#### REQUIRED WORK
All entries below are to be set down again, identical to the source.

#### GIVEN RECORDS
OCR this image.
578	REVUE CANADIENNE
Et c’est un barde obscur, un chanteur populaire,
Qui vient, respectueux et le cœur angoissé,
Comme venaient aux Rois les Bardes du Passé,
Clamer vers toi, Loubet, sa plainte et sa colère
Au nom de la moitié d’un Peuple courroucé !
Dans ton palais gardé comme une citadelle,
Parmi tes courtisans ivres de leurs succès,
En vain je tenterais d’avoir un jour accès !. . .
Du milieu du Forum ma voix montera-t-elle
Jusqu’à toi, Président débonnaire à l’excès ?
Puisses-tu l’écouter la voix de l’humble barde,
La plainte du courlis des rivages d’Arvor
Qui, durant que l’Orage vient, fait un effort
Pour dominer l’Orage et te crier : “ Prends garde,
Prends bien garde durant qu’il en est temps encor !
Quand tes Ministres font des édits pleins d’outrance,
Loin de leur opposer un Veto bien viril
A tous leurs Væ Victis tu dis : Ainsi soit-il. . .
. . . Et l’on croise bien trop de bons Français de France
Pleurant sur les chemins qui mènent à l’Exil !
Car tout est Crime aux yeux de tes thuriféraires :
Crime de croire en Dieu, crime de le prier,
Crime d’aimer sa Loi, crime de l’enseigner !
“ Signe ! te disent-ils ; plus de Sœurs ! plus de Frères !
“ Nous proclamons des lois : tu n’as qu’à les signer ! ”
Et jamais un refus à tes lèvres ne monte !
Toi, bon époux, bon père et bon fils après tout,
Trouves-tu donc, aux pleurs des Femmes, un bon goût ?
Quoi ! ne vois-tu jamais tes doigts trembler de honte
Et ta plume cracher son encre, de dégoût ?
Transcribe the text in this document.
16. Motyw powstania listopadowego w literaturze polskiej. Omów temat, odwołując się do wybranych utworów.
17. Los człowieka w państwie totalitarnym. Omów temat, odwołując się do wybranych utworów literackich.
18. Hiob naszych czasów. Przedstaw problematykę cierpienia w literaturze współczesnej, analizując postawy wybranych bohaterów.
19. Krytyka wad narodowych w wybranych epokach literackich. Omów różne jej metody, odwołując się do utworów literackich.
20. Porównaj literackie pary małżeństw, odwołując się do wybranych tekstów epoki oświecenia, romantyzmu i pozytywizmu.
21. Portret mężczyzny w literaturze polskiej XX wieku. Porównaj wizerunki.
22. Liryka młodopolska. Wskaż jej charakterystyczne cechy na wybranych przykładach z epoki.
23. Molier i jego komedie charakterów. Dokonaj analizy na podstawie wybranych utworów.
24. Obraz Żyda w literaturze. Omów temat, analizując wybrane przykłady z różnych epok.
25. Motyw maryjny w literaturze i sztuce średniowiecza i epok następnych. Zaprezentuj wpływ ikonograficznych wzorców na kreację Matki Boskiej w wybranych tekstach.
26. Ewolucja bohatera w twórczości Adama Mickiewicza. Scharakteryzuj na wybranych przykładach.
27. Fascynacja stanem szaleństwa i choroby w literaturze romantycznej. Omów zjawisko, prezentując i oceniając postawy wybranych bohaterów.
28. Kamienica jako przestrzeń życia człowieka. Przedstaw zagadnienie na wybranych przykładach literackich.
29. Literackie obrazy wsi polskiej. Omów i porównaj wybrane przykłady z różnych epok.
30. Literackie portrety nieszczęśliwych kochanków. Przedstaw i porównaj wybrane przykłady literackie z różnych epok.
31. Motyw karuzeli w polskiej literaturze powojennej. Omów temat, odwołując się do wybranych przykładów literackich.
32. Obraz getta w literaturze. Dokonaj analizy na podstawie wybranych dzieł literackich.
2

#### RESULT FOR THIS EXERCISE
OCR this image.
578	REVUE CANADIENNE
Et c’est un barde obscur, un chanteur populaire,
Qui vient, respectueux et le cœur angoissé,
Comme venaient aux Rois les Bardes du Passé,
Clamer vers toi, Loubet, sa plainte et sa colère
Au nom de la moitié d’un Peuple courroucé !
Dans ton palais gardé comme une citadelle,
Parmi tes courtisans ivres de leurs succès,
En vain je tenterais d’avoir un jour accès !. . .
Du milieu du Forum ma voix montera-t-elle
Jusqu’à toi, Président débonnaire à l’excès ?
Puisses-tu l’écouter la voix de l’humble barde,
La plainte du courlis des rivages d’Arvor
Qui, durant que l’Orage vient, fait un effort
Pour dominer l’Orage et te crier : “ Prends garde,
Prends bien garde durant qu’il en est temps encor !
Quand tes Ministres font des édits pleins d’outrance,
Loin de leur opposer un Veto bien viril
A tous leurs Væ Victis tu dis : Ainsi soit-il. . .
. . . Et l’on croise bien trop de bons Français de France
Pleurant sur les chemins qui mènent à l’Exil !
Car tout est Crime aux yeux de tes thuriféraires :
Crime de croire en Dieu, crime de le prier,
Crime d’aimer sa Loi, crime de l’enseigner !
“ Signe ! te disent-ils ; plus de Sœurs ! plus de Frères !
“ Nous proclamons des lois : tu n’as qu’à les signer ! ”
Et jamais un refus à tes lèvres ne monte !
Toi, bon époux, bon père et bon fils après tout,
Trouves-tu donc, aux pleurs des Femmes, un bon goût ?
Quoi ! ne vois-tu jamais tes doigts trembler de honte
Et ta plume cracher son encre, de dégoût ?
Transcribe the text in this document.
16. Motyw powstania listopadowego w literaturze polskiej. Omów temat, odwołując się do wybranych utworów.
17. Los człowieka w państwie totalitarnym. Omów temat, odwołując się do wybranych utworów literackich.
18. Hiob naszych czasów. Przedstaw problematykę cierpienia w literaturze współczesnej, analizując postawy wybranych bohaterów.
19. Krytyka wad narodowych w wybranych epokach literackich. Omów różne jej metody, odwołując się do utworów literackich.
20. Porównaj literackie pary małżeństw, odwołując się do wybranych tekstów epoki oświecenia, romantyzmu i pozytywizmu.
21. Portret mężczyzny w literaturze polskiej XX wieku. Porównaj wizerunki.
22. Liryka młodopolska. Wskaż jej charakterystyczne cechy na wybranych przykładach z epoki.
23. Molier i jego komedie charakterów. Dokonaj analizy na podstawie wybranych utworów.
24. Obraz Żyda w literaturze. Omów temat, analizując wybrane przykłady z różnych epok.
25. Motyw maryjny w literaturze i sztuce średniowiecza i epok następnych. Zaprezentuj wpływ ikonograficznych wzorców na kreację Matki Boskiej w wybranych tekstach.
26. Ewolucja bohatera w twórczości Adama Mickiewicza. Scharakteryzuj na wybranych przykładach.
27. Fascynacja stanem szaleństwa i choroby w literaturze romantycznej. Omów zjawisko, prezentując i oceniając postawy wybranych bohaterów.
28. Kamienica jako przestrzeń życia człowieka. Przedstaw zagadnienie na wybranych przykładach literackich.
29. Literackie obrazy wsi polskiej. Omów i porównaj wybrane przykłady z różnych epok.
30. Literackie portrety nieszczęśliwych kochanków. Przedstaw i porównaj wybrane przykłady literackie z różnych epok.
31. Motyw karuzeli w polskiej literaturze powojennej. Omów temat, odwołując się do wybranych przykładów literackich.
32. Obraz getta w literaturze. Dokonaj analizy na podstawie wybranych dzieł literackich.
2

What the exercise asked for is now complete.